**Listing:**

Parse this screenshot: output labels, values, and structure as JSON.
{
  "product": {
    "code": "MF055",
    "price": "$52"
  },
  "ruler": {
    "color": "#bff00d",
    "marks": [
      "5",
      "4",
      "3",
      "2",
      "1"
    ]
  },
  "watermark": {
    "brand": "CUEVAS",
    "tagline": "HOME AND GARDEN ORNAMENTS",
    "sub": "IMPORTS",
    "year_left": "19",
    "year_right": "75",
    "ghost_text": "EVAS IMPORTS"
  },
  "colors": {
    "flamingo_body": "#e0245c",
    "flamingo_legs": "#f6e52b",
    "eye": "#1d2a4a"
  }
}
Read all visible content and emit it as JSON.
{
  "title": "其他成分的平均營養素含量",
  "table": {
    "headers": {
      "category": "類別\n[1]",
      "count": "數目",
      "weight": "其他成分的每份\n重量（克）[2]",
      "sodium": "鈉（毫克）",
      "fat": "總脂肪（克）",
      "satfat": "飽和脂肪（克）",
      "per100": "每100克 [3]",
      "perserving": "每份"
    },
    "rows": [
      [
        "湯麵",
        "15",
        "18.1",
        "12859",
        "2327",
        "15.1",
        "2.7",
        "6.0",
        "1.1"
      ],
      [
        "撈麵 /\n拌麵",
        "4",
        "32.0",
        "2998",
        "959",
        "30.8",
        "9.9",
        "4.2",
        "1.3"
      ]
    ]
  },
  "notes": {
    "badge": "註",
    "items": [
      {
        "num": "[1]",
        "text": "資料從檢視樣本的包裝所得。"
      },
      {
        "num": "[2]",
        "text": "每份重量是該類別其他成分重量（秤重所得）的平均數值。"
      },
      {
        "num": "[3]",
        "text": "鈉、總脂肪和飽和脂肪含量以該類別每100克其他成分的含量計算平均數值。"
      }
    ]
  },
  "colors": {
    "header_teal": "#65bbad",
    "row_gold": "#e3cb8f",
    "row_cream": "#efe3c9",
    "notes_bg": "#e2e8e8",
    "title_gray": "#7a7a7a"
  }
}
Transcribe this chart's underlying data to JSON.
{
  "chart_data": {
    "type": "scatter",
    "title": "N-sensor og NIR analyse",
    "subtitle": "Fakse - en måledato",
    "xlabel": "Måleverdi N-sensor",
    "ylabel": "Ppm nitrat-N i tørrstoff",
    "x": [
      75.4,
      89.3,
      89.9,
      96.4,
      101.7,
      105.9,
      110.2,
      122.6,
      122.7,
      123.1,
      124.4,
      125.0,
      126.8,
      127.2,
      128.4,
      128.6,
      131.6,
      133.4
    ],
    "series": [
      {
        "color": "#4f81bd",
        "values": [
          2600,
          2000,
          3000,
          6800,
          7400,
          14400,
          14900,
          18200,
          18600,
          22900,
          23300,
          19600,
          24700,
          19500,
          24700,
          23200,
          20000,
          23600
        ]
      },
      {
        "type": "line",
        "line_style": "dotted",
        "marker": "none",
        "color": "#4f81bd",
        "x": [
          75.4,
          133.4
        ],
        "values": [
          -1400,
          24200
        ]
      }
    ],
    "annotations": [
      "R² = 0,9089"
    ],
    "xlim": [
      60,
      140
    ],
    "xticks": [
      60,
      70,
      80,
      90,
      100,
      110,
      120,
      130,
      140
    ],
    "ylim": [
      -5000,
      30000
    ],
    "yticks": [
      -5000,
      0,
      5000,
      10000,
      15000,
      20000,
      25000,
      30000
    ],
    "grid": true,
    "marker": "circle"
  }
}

**Task statement:** Return the listing above in its exact form.

**Problem solution:**
Parse this screenshot: output labels, values, and structure as JSON.
{
  "product": {
    "code": "MF055",
    "price": "$52"
  },
  "ruler": {
    "color": "#bff00d",
    "marks": [
      "5",
      "4",
      "3",
      "2",
      "1"
    ]
  },
  "watermark": {
    "brand": "CUEVAS",
    "tagline": "HOME AND GARDEN ORNAMENTS",
    "sub": "IMPORTS",
    "year_left": "19",
    "year_right": "75",
    "ghost_text": "EVAS IMPORTS"
  },
  "colors": {
    "flamingo_body": "#e0245c",
    "flamingo_legs": "#f6e52b",
    "eye": "#1d2a4a"
  }
}
Read all visible content and emit it as JSON.
{
  "title": "其他成分的平均營養素含量",
  "table": {
    "headers": {
      "category": "類別\n[1]",
      "count": "數目",
      "weight": "其他成分的每份\n重量（克）[2]",
      "sodium": "鈉（毫克）",
      "fat": "總脂肪（克）",
      "satfat": "飽和脂肪（克）",
      "per100": "每100克 [3]",
      "perserving": "每份"
    },
    "rows": [
      [
        "湯麵",
        "15",
        "18.1",
        "12859",
        "2327",
        "15.1",
        "2.7",
        "6.0",
        "1.1"
      ],
      [
        "撈麵 /\n拌麵",
        "4",
        "32.0",
        "2998",
        "959",
        "30.8",
        "9.9",
        "4.2",
        "1.3"
      ]
    ]
  },
  "notes": {
    "badge": "註",
    "items": [
      {
        "num": "[1]",
        "text": "資料從檢視樣本的包裝所得。"
      },
      {
        "num": "[2]",
        "text": "每份重量是該類別其他成分重量（秤重所得）的平均數值。"
      },
      {
        "num": "[3]",
        "text": "鈉、總脂肪和飽和脂肪含量以該類別每100克其他成分的含量計算平均數值。"
      }
    ]
  },
  "colors": {
    "header_teal": "#65bbad",
    "row_gold": "#e3cb8f",
    "row_cream": "#efe3c9",
    "notes_bg": "#e2e8e8",
    "title_gray": "#7a7a7a"
  }
}
Transcribe this chart's underlying data to JSON.
{
  "chart_data": {
    "type": "scatter",
    "title": "N-sensor og NIR analyse",
    "subtitle": "Fakse - en måledato",
    "xlabel": "Måleverdi N-sensor",
    "ylabel": "Ppm nitrat-N i tørrstoff",
    "x": [
      75.4,
      89.3,
      89.9,
      96.4,
      101.7,
      105.9,
      110.2,
      122.6,
      122.7,
      123.1,
      124.4,
      125.0,
      126.8,
      127.2,
      128.4,
      128.6,
      131.6,
      133.4
    ],
    "series": [
      {
        "color": "#4f81bd",
        "values": [
          2600,
          2000,
          3000,
          6800,
          7400,
          14400,
          14900,
          18200,
          18600,
          22900,
          23300,
          19600,
          24700,
          19500,
          24700,
          23200,
          20000,
          23600
        ]
      },
      {
        "type": "line",
        "line_style": "dotted",
        "marker": "none",
        "color": "#4f81bd",
        "x": [
          75.4,
          133.4
        ],
        "values": [
          -1400,
          24200
        ]
      }
    ],
    "annotations": [
      "R² = 0,9089"
    ],
    "xlim": [
      60,
      140
    ],
    "xticks": [
      60,
      70,
      80,
      90,
      100,
      110,
      120,
      130,
      140
    ],
    "ylim": [
      -5000,
      30000
    ],
    "yticks": [
      -5000,
      0,
      5000,
      10000,
      15000,
      20000,
      25000,
      30000
    ],
    "grid": true,
    "marker": "circle"
  }
}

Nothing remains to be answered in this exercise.